(Data records)
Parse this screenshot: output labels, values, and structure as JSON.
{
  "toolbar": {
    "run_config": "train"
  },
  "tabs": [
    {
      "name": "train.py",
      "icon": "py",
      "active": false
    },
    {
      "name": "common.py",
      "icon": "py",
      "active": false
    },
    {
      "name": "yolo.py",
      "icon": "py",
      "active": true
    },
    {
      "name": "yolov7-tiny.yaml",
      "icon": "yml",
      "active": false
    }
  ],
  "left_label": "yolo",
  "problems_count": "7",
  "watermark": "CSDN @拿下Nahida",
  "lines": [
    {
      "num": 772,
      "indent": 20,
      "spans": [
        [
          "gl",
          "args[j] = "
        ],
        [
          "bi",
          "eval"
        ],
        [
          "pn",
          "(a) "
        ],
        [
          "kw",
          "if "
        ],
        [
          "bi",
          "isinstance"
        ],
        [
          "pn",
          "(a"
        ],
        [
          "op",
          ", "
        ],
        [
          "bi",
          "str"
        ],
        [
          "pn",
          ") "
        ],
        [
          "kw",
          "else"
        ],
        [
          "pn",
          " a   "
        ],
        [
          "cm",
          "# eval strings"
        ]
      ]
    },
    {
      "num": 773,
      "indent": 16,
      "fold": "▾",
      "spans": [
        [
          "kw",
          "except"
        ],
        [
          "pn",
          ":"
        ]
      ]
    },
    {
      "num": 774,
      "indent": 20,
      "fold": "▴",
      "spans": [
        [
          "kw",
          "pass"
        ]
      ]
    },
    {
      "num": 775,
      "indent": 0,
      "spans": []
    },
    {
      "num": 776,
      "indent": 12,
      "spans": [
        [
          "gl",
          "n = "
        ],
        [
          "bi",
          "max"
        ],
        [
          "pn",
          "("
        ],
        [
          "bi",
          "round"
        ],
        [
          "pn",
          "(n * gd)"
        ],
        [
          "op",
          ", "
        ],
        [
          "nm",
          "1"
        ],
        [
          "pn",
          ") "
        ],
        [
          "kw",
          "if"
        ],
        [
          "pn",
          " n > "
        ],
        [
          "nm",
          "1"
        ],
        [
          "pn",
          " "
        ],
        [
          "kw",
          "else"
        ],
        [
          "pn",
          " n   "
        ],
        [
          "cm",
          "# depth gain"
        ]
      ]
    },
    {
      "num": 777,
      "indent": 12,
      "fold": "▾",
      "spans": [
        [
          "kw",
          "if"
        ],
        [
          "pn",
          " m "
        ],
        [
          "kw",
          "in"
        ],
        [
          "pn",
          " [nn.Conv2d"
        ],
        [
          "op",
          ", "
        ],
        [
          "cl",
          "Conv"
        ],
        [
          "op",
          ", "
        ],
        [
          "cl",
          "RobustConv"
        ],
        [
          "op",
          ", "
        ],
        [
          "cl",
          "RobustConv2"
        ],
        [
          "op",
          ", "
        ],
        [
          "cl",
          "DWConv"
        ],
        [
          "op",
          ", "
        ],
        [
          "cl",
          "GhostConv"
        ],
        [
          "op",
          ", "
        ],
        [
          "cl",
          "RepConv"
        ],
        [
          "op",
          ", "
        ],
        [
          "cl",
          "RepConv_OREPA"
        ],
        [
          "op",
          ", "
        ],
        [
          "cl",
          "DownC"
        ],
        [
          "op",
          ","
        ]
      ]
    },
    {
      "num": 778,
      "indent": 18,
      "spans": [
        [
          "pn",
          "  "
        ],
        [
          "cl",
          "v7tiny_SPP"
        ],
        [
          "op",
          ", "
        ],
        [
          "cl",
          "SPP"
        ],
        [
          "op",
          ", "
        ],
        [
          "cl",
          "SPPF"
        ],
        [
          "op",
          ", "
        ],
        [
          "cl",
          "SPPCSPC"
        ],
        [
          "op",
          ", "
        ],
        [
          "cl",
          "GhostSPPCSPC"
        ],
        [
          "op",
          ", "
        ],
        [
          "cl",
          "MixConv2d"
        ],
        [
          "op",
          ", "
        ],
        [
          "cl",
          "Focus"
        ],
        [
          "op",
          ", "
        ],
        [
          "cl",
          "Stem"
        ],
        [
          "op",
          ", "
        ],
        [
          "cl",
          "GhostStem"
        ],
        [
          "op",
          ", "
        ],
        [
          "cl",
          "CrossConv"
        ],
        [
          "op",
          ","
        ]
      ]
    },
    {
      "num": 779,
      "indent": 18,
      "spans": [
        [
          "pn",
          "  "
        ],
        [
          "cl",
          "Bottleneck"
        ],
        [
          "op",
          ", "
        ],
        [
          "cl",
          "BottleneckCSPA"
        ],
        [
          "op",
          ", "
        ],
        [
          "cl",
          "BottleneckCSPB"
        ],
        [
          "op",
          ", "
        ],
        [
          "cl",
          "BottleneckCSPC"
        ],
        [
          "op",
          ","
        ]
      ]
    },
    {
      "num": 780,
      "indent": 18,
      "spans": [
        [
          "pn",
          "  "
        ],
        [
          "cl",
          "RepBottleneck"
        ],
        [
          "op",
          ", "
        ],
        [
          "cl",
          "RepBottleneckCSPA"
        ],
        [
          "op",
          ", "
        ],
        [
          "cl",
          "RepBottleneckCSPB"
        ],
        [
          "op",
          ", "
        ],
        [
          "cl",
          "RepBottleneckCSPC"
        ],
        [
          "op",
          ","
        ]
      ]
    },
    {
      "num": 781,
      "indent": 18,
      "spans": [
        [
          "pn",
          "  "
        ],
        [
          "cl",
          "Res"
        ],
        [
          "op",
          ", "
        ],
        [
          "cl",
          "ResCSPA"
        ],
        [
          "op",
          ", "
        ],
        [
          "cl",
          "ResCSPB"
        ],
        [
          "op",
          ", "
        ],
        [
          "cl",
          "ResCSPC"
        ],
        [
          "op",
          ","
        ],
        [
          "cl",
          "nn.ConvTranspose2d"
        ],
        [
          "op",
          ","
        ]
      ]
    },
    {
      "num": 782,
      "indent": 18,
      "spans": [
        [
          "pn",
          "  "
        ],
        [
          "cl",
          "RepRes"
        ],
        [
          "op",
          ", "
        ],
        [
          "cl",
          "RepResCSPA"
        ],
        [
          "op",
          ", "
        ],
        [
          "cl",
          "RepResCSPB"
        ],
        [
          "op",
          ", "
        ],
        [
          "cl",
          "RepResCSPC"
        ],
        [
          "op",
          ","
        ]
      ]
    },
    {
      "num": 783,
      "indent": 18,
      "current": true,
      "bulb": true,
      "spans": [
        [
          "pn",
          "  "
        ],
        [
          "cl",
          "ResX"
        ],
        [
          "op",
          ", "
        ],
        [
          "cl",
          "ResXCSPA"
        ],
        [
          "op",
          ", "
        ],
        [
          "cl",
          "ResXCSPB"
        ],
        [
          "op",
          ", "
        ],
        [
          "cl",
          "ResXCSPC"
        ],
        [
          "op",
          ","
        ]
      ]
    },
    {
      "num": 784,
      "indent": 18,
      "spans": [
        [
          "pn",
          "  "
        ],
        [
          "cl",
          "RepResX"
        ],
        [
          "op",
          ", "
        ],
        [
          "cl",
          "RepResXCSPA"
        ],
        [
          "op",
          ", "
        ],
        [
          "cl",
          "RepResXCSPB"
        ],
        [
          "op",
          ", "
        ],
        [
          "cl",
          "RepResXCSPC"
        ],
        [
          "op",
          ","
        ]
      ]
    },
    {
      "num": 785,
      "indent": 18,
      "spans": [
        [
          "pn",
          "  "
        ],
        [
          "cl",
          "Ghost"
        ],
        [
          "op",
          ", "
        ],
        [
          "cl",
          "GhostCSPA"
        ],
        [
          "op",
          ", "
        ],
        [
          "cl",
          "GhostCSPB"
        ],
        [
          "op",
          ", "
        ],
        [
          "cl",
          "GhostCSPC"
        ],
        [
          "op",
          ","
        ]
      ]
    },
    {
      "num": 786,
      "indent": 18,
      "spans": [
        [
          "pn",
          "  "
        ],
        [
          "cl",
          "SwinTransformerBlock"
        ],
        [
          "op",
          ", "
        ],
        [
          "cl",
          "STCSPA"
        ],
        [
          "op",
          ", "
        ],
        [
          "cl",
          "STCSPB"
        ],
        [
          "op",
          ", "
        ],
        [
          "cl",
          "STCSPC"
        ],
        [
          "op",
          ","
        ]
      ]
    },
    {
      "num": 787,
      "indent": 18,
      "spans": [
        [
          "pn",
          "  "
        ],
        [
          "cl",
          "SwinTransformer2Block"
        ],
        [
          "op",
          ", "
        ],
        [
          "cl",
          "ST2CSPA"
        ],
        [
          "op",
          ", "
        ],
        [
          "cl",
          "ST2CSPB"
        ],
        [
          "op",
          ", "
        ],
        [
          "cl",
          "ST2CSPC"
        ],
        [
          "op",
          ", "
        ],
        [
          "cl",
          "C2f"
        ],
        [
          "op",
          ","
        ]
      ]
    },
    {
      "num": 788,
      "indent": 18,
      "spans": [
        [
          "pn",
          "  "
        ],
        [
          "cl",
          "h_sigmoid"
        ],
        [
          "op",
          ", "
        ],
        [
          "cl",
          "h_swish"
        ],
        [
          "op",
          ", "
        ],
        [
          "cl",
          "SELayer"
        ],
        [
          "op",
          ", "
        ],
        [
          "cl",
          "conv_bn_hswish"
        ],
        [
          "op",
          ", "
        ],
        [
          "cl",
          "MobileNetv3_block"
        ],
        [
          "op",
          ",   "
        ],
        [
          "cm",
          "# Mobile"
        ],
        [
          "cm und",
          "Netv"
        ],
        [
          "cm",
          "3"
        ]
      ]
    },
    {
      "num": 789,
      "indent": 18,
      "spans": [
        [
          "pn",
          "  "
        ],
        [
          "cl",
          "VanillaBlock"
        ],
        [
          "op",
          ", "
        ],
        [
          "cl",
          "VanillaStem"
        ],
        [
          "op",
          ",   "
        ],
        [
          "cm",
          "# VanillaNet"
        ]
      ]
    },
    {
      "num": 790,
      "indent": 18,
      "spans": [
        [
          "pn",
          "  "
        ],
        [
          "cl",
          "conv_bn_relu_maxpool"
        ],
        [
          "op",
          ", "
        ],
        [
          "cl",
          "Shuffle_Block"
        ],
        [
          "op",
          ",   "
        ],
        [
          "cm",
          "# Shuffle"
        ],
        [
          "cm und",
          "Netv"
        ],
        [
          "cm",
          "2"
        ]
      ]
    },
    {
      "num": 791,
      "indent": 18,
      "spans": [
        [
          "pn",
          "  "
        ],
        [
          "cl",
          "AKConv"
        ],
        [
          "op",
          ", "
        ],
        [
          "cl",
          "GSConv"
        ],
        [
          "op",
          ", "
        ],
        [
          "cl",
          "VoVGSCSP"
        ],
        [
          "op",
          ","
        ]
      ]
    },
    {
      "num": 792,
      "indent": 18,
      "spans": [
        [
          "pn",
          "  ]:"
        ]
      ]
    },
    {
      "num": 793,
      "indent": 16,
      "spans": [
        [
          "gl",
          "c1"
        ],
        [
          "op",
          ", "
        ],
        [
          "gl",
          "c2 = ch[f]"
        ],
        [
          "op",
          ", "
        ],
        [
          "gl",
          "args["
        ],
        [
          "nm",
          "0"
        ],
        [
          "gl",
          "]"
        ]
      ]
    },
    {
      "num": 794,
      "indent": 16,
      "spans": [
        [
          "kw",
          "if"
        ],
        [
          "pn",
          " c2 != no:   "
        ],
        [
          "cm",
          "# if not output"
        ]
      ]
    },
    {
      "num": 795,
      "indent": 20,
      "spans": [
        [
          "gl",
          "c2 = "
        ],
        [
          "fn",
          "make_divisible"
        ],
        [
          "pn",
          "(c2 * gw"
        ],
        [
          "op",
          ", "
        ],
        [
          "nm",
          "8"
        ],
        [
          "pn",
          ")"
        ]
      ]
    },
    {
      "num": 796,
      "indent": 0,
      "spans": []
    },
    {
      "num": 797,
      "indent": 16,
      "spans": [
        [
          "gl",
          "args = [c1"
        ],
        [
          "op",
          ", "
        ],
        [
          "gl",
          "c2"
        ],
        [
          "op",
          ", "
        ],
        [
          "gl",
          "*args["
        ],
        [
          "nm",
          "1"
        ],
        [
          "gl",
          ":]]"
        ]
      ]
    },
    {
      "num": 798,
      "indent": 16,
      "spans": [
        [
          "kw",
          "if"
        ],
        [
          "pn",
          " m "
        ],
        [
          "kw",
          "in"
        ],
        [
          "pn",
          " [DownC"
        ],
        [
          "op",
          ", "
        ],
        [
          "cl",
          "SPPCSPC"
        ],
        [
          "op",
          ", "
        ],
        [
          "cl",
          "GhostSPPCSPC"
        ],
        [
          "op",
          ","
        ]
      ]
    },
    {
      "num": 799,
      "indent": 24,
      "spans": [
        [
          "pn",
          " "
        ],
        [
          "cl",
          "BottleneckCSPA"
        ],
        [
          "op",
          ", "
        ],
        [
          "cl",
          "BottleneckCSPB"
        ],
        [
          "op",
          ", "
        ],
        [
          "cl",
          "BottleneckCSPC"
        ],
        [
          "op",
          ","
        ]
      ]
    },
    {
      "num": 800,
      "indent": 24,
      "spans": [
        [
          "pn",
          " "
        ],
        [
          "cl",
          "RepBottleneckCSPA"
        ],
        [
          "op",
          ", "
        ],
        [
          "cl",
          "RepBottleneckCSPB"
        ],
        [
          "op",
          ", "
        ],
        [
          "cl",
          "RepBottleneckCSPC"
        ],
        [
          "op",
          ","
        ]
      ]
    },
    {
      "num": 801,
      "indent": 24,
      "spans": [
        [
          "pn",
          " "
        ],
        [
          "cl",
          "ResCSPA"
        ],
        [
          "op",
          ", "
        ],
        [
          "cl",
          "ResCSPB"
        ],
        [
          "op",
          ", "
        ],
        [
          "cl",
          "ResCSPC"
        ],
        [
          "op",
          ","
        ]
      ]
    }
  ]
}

> _Exercise task_
Give only the number of lines in the data that include the string "output".

> _Answer for this exercise_
2